------ DOCUMENT EXCERPT

Every custom skill in this library follows the same structure so they are easy to learn, compose, and extend. Copy this template when authoring a new skill - replace placeholders in <angle brackets> and keep the section order.
---
name: <skill-name-in-kebab-case>
description: "<One sentence on what the skill produces.> Use when <trigger 1>; <trigger 2>; <trigger 3>; <trigger 4>."
---
# <Skill Title>
> <One-line tagline / positioning statement.>
## What this skill is
<2–3 sentences. What is this skill? What approach does it take? Why does it exist?>
## What it solves
- <Pain 1 — concrete failure mode this skill prevents>
- <Pain 2>
- <Pain 3>
- <Pain 4>
## When to invoke
- <Trigger situation 1 — concrete, specific>
- <Trigger situation 2>
- <Trigger situation 3>
- <Trigger situation 4>
## Phase 1: <Name>
<What this phase produces, with any required tables, formulas, or rules.>
## Phase 2: <Name>
<...>
## Phase N: <Name>
<...>
## Output
- <Deliverable 1 produced by the skill>
- <Deliverable 2>
- <Deliverable 3>
## Operating rules
**Always**
- <Rule 1>
- <Rule 2>
- <Rule 3>
**Never**
- <Rule 1>
- <Rule 2>
- <Rule 3>Kebab-case. Must match the folder name. Examples: dcf-valuation-builder, opportunity-solution-tree, repeated-game-strategist.

------------
------ DATASET CONTENT

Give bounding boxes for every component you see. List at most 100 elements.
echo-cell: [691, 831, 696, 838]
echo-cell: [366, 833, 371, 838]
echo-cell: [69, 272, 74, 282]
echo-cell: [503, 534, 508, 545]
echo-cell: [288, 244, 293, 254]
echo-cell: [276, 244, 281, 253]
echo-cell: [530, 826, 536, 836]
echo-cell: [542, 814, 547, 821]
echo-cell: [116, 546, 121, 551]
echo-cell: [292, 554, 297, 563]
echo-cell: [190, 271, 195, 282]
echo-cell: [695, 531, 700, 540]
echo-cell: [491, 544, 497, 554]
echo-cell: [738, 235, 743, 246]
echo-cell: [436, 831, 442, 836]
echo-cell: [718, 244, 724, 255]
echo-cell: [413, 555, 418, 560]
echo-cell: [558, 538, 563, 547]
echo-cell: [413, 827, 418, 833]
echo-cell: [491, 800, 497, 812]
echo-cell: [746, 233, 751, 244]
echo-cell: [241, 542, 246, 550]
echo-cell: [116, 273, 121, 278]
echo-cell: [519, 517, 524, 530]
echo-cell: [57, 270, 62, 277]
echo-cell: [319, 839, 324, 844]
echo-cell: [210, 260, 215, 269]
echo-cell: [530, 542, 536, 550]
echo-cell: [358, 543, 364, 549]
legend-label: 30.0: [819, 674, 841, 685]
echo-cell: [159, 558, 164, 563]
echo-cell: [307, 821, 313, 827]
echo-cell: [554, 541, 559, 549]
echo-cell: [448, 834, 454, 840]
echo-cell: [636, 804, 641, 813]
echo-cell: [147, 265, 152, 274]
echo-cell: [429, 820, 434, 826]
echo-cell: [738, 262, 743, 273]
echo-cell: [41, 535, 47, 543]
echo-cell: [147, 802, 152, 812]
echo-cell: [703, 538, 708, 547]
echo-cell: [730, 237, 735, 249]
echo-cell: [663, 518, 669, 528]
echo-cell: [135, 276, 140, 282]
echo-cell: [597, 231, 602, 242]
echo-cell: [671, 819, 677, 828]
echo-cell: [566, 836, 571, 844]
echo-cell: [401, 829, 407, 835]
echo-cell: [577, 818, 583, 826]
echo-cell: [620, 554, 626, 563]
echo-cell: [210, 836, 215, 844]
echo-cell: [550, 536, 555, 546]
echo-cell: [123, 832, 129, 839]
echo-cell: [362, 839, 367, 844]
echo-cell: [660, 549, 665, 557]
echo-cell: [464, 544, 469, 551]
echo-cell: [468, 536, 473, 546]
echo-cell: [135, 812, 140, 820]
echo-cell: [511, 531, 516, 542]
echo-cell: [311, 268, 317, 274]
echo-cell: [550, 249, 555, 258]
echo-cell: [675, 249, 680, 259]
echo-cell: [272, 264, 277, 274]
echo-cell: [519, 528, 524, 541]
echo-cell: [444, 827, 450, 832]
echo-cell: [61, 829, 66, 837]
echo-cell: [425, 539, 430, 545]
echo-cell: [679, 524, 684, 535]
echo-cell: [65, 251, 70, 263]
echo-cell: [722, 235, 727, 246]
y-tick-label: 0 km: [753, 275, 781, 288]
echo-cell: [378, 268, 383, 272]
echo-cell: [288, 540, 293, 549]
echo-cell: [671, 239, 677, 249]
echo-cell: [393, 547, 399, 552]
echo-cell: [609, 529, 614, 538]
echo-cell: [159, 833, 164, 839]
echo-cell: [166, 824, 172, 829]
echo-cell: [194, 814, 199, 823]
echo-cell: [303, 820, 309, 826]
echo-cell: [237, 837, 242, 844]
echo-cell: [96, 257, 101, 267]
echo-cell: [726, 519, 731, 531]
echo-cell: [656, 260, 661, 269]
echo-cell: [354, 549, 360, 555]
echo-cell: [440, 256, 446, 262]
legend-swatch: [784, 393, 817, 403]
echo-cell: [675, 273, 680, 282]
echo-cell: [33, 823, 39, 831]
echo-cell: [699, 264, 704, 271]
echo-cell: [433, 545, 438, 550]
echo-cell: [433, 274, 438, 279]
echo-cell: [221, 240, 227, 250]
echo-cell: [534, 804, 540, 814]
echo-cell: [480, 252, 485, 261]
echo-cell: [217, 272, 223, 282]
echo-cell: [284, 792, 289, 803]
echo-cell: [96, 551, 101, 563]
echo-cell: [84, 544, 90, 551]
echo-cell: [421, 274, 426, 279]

------------

*WHAT TO WORK ON*.
(1) In the skill template, what is an author told to replace when copying it?
(2) Summarize the skill template in two sentences.

*SOLUTIONS TO EACH TASK*.
(1) The placeholders in angle brackets.

(2) Every custom skill in the library follows one structure so the skills are easy to learn, compose, and extend, and authors copy the template, replace the angle-bracket placeholders, and keep the section order. The template starts with a kebab-case name and a description with triggers, followed by sections on what the skill is, what it solves, when to invoke it, its phases, its output, and operating rules for what to always and never do.